* Exercise instructions
Without any images, output the records below verbatim.

(Dataset entries)
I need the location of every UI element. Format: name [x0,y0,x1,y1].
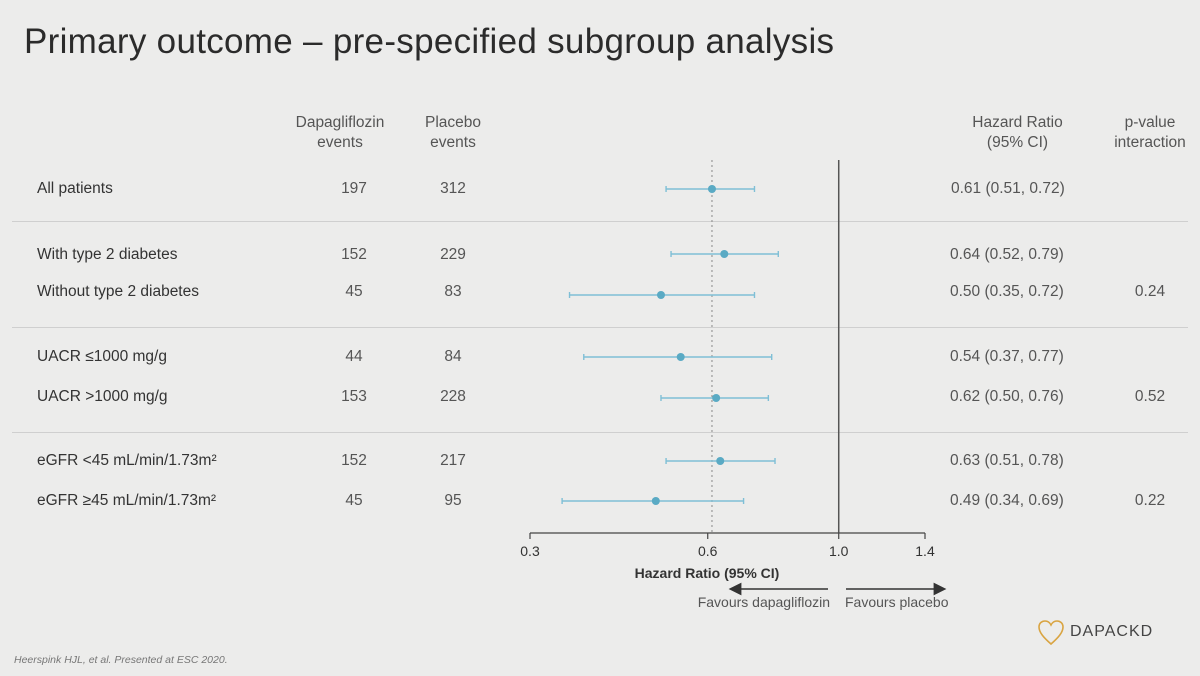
heart-outline-icon [1038,620,1064,646]
forest-row-marker [561,497,745,505]
placebo-events: 217 [440,452,466,469]
header-hazard-ratio: Hazard Ratio (95% CI) [950,113,1085,153]
forest-row-marker [583,353,773,361]
p-value: 0.24 [1134,283,1166,300]
dapa-events: 197 [341,180,367,197]
x-tick-label: 1.0 [829,543,849,559]
favours-dapagliflozin-label: Favours dapagliflozin [698,594,830,610]
point-estimate [720,250,729,258]
placebo-events: 229 [440,246,466,263]
x-tick-label: 0.6 [698,543,718,559]
header-placebo-line1: Placebo [424,114,481,131]
hazard-ratio-value: 0.61 (0.51, 0.72) [951,180,1065,197]
placebo-events: 95 [444,492,462,509]
row-label: With type 2 diabetes [37,246,178,263]
group-separator [12,327,1188,328]
header-placebo-events: Placebo events [415,113,491,153]
x-tick-label: 1.4 [915,543,935,559]
hazard-ratio-value: 0.64 (0.52, 0.79) [950,246,1064,263]
header-placebo-line2: events [430,134,476,151]
dapa-events: 45 [345,492,363,509]
point-estimate [656,291,665,299]
p-value: 0.22 [1134,492,1166,509]
row-label: UACR >1000 mg/g [37,388,168,405]
dapa-events: 44 [345,348,363,365]
hazard-ratio-value: 0.49 (0.34, 0.69) [950,492,1064,509]
forest-row-marker [665,185,756,193]
hazard-ratio-value: 0.63 (0.51, 0.78) [950,452,1064,469]
header-p-value: p-value interaction [1100,113,1200,153]
favours-placebo-label: Favours placebo [845,594,949,610]
placebo-events: 84 [444,348,462,365]
forest-row-marker [568,291,756,299]
row-label: eGFR <45 mL/min/1.73m² [37,452,217,469]
citation-footnote: Heerspink HJL, et al. Presented at ESC 2… [14,654,228,666]
header-hazard-ratio-line2: (95% CI) [986,134,1049,151]
p-value: 0.52 [1134,388,1166,405]
point-estimate [651,497,660,505]
dapa-events: 152 [341,452,367,469]
logo-text: DAPACKD [1070,623,1154,640]
forest-row-marker [670,250,779,258]
header-dapagliflozin-events: Dapagliflozin events [290,113,390,153]
dapa-events: 153 [341,388,367,405]
placebo-events: 228 [440,388,466,405]
hazard-ratio-value: 0.62 (0.50, 0.76) [950,388,1064,405]
header-dapagliflozin-line2: events [317,134,363,151]
header-p-value-line1: p-value [1124,114,1176,131]
point-estimate [707,185,716,193]
x-axis-label: Hazard Ratio (95% CI) [635,565,780,581]
hazard-ratio-value: 0.50 (0.35, 0.72) [950,283,1064,300]
x-tick-label: 0.3 [520,543,540,559]
row-label: eGFR ≥45 mL/min/1.73m² [37,492,217,509]
header-p-value-line2: interaction [1114,134,1186,151]
group-separator [12,432,1188,433]
header-hazard-ratio-line1: Hazard Ratio [972,114,1063,131]
placebo-events: 83 [444,283,462,300]
dapa-events: 152 [341,246,367,263]
hazard-ratio-value: 0.54 (0.37, 0.77) [950,348,1064,365]
dapa-ckd-logo: DAPACKD [1036,617,1153,647]
group-separator [12,221,1188,222]
forest-row-marker [660,394,770,402]
row-label: Without type 2 diabetes [37,283,199,300]
point-estimate [716,457,725,465]
slide-title: Primary outcome – pre-specified subgroup… [24,22,835,61]
point-estimate [712,394,721,402]
placebo-events: 312 [440,180,466,197]
header-dapagliflozin-line1: Dapagliflozin [295,114,385,131]
forest-row-marker [665,457,776,465]
row-label: UACR ≤1000 mg/g [37,348,167,365]
row-label: All patients [37,180,113,197]
point-estimate [676,353,685,361]
dapa-events: 45 [345,283,363,300]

* Finished task
I need the location of every UI element. Format: name [x0,y0,x1,y1].
heart-outline-icon [1038,620,1064,646]
forest-row-marker [561,497,745,505]
placebo-events: 217 [440,452,466,469]
header-hazard-ratio: Hazard Ratio (95% CI) [950,113,1085,153]
forest-row-marker [583,353,773,361]
p-value: 0.24 [1134,283,1166,300]
dapa-events: 197 [341,180,367,197]
x-tick-label: 1.0 [829,543,849,559]
favours-dapagliflozin-label: Favours dapagliflozin [698,594,830,610]
point-estimate [720,250,729,258]
placebo-events: 229 [440,246,466,263]
x-tick-label: 0.6 [698,543,718,559]
header-placebo-line1: Placebo [424,114,481,131]
hazard-ratio-value: 0.61 (0.51, 0.72) [951,180,1065,197]
placebo-events: 95 [444,492,462,509]
row-label: With type 2 diabetes [37,246,178,263]
group-separator [12,327,1188,328]
header-placebo-events: Placebo events [415,113,491,153]
x-tick-label: 1.4 [915,543,935,559]
hazard-ratio-value: 0.64 (0.52, 0.79) [950,246,1064,263]
header-placebo-line2: events [430,134,476,151]
dapa-events: 45 [345,492,363,509]
point-estimate [656,291,665,299]
p-value: 0.22 [1134,492,1166,509]
row-label: UACR >1000 mg/g [37,388,168,405]
dapa-events: 44 [345,348,363,365]
hazard-ratio-value: 0.49 (0.34, 0.69) [950,492,1064,509]
forest-row-marker [665,185,756,193]
hazard-ratio-value: 0.63 (0.51, 0.78) [950,452,1064,469]
header-p-value: p-value interaction [1100,113,1200,153]
favours-placebo-label: Favours placebo [845,594,949,610]
placebo-events: 84 [444,348,462,365]
forest-row-marker [568,291,756,299]
row-label: eGFR <45 mL/min/1.73m² [37,452,217,469]
citation-footnote: Heerspink HJL, et al. Presented at ESC 2… [14,654,228,666]
header-hazard-ratio-line2: (95% CI) [986,134,1049,151]
p-value: 0.52 [1134,388,1166,405]
point-estimate [651,497,660,505]
dapa-events: 152 [341,452,367,469]
logo-text: DAPACKD [1070,623,1154,640]
forest-row-marker [670,250,779,258]
header-dapagliflozin-events: Dapagliflozin events [290,113,390,153]
dapa-events: 153 [341,388,367,405]
placebo-events: 228 [440,388,466,405]
hazard-ratio-value: 0.62 (0.50, 0.76) [950,388,1064,405]
header-dapagliflozin-line2: events [317,134,363,151]
header-p-value-line1: p-value [1124,114,1176,131]
point-estimate [707,185,716,193]
x-axis-label: Hazard Ratio (95% CI) [635,565,780,581]
hazard-ratio-value: 0.50 (0.35, 0.72) [950,283,1064,300]
x-tick-label: 0.3 [520,543,540,559]
row-label: eGFR ≥45 mL/min/1.73m² [37,492,217,509]
header-p-value-line2: interaction [1114,134,1186,151]
group-separator [12,432,1188,433]
header-hazard-ratio-line1: Hazard Ratio [972,114,1063,131]
placebo-events: 83 [444,283,462,300]
dapa-events: 152 [341,246,367,263]
hazard-ratio-value: 0.54 (0.37, 0.77) [950,348,1064,365]
dapa-ckd-logo: DAPACKD [1036,617,1153,647]
group-separator [12,221,1188,222]
forest-row-marker [660,394,770,402]
row-label: Without type 2 diabetes [37,283,199,300]
point-estimate [716,457,725,465]
slide-title: Primary outcome – pre-specified subgroup… [24,22,835,61]
point-estimate [712,394,721,402]
placebo-events: 312 [440,180,466,197]
header-dapagliflozin-line1: Dapagliflozin [295,114,385,131]
forest-row-marker [665,457,776,465]
row-label: UACR ≤1000 mg/g [37,348,167,365]
row-label: All patients [37,180,113,197]
point-estimate [676,353,685,361]
dapa-events: 45 [345,283,363,300]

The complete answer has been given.